**Do this:**
Rewrite each line of the entries as an item in a numbered list, dropping any blank lines and leaving the pictures out of the answer.

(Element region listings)
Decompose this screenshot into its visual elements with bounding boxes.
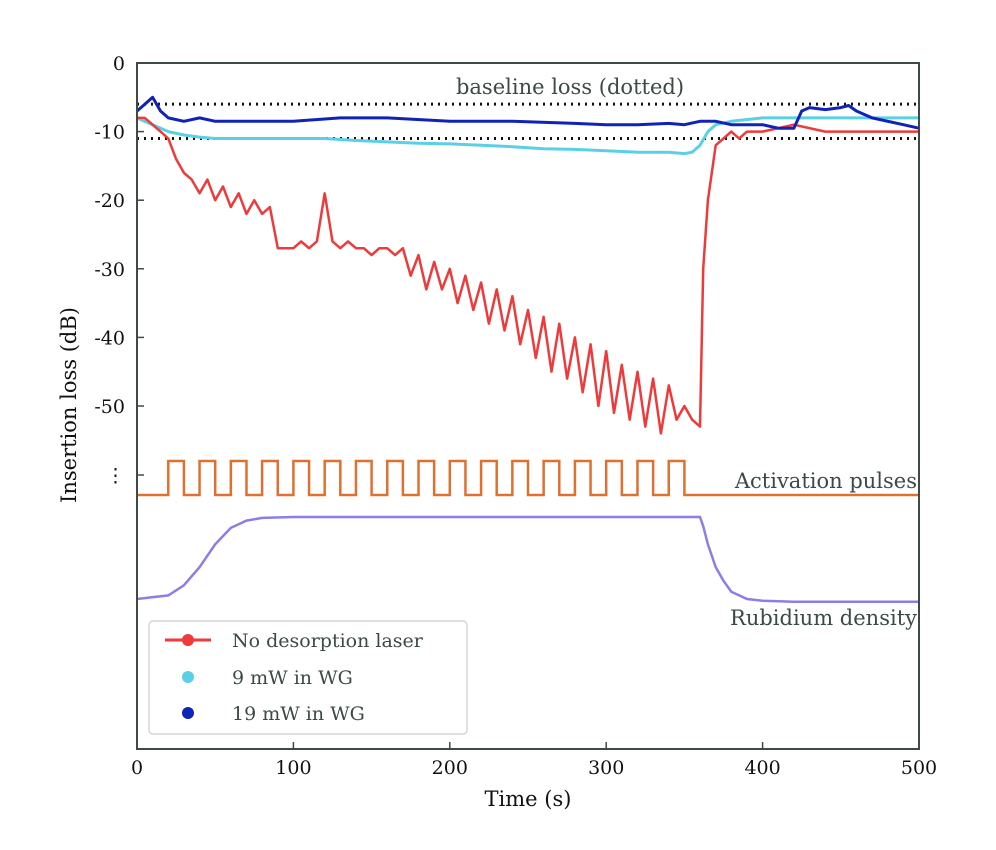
series-19-mw-in-wg — [136, 95, 920, 130]
legend-marker-icon — [182, 671, 194, 683]
x-tick-label: 500 — [901, 757, 937, 779]
baseline-annotation: baseline loss (dotted) — [456, 75, 684, 99]
y-tick-label: -20 — [94, 190, 125, 212]
data-layer — [136, 95, 920, 603]
activation-pulses-annotation: Activation pulses — [734, 469, 917, 493]
x-tick-label: 400 — [744, 757, 780, 779]
legend-marker-icon — [182, 634, 194, 646]
series-activation-pulses — [137, 459, 919, 497]
x-tick-label: 100 — [275, 757, 311, 779]
x-tick-label: 0 — [131, 757, 143, 779]
x-tick-label: 300 — [588, 757, 624, 779]
series-no-desorption-laser — [137, 116, 919, 435]
legend-label: 19 mW in WG — [232, 703, 365, 725]
y-tick-label: -10 — [94, 122, 125, 144]
legend-frame — [148, 620, 468, 735]
rubidium-density-annotation: Rubidium density — [730, 606, 917, 630]
legend-label: 9 mW in WG — [232, 667, 353, 689]
series-9-mw-in-wg — [136, 116, 919, 156]
y-tick-label: 0 — [113, 53, 125, 75]
legend: No desorption laser 9 mW in WG 19 mW in … — [148, 620, 468, 735]
y-tick-label: -30 — [94, 259, 125, 281]
legend-marker-icon — [182, 707, 194, 719]
y-tick-label: -50 — [94, 396, 125, 418]
legend-entry-19mw: 19 mW in WG — [182, 703, 365, 725]
legend-entry-no-desorption-laser: No desorption laser — [165, 630, 424, 652]
x-axis-title: Time (s) — [485, 787, 572, 811]
y-tick-label: -40 — [94, 327, 125, 349]
legend-entry-9mw: 9 mW in WG — [182, 667, 353, 689]
series-rubidium-density — [136, 515, 919, 603]
x-tick-label: 200 — [432, 757, 468, 779]
axes-frame — [136, 62, 920, 750]
legend-label: No desorption laser — [232, 630, 424, 652]
y-tick-label: ⋮ — [106, 465, 125, 487]
y-axis-title: Insertion loss (dB) — [57, 307, 81, 503]
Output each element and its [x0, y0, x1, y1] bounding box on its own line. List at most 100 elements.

**Solution to the problem:**
1. Decompose this screenshot into its visual elements with bounding boxes.
2. series-19-mw-in-wg — [136, 95, 920, 130]
3. legend-marker-icon — [182, 671, 194, 683]
4. x-tick-label: 500 — [901, 757, 937, 779]
5. baseline-annotation: baseline loss (dotted) — [456, 75, 684, 99]
6. y-tick-label: -20 — [94, 190, 125, 212]
7. data-layer — [136, 95, 920, 603]
8. activation-pulses-annotation: Activation pulses — [734, 469, 917, 493]
9. x-tick-label: 400 — [744, 757, 780, 779]
10. legend-marker-icon — [182, 634, 194, 646]
11. series-activation-pulses — [137, 459, 919, 497]
12. x-tick-label: 100 — [275, 757, 311, 779]
13. x-tick-label: 0 — [131, 757, 143, 779]
14. x-tick-label: 300 — [588, 757, 624, 779]
15. series-no-desorption-laser — [137, 116, 919, 435]
16. legend-label: 19 mW in WG — [232, 703, 365, 725]
17. y-tick-label: -10 — [94, 122, 125, 144]
18. legend-frame — [148, 620, 468, 735]
19. rubidium-density-annotation: Rubidium density — [730, 606, 917, 630]
20. legend-label: 9 mW in WG — [232, 667, 353, 689]
21. series-9-mw-in-wg — [136, 116, 919, 156]
22. y-tick-label: 0 — [113, 53, 125, 75]
23. legend: No desorption laser 9 mW in WG 19 mW in … — [148, 620, 468, 735]
24. y-tick-label: -30 — [94, 259, 125, 281]
25. legend-marker-icon — [182, 707, 194, 719]
26. y-tick-label: -50 — [94, 396, 125, 418]
27. legend-entry-19mw: 19 mW in WG — [182, 703, 365, 725]
28. legend-entry-no-desorption-laser: No desorption laser — [165, 630, 424, 652]
29. x-axis-title: Time (s) — [485, 787, 572, 811]
30. y-tick-label: -40 — [94, 327, 125, 349]
31. legend-entry-9mw: 9 mW in WG — [182, 667, 353, 689]
32. series-rubidium-density — [136, 515, 919, 603]
33. x-tick-label: 200 — [432, 757, 468, 779]
34. axes-frame — [136, 62, 920, 750]
35. legend-label: No desorption laser — [232, 630, 424, 652]
36. y-tick-label: ⋮ — [106, 465, 125, 487]
37. y-axis-title: Insertion loss (dB) — [57, 307, 81, 503]
38. Output each element and its [x0, y0, x1, y1] bounding box on its own line. List at most 100 elements.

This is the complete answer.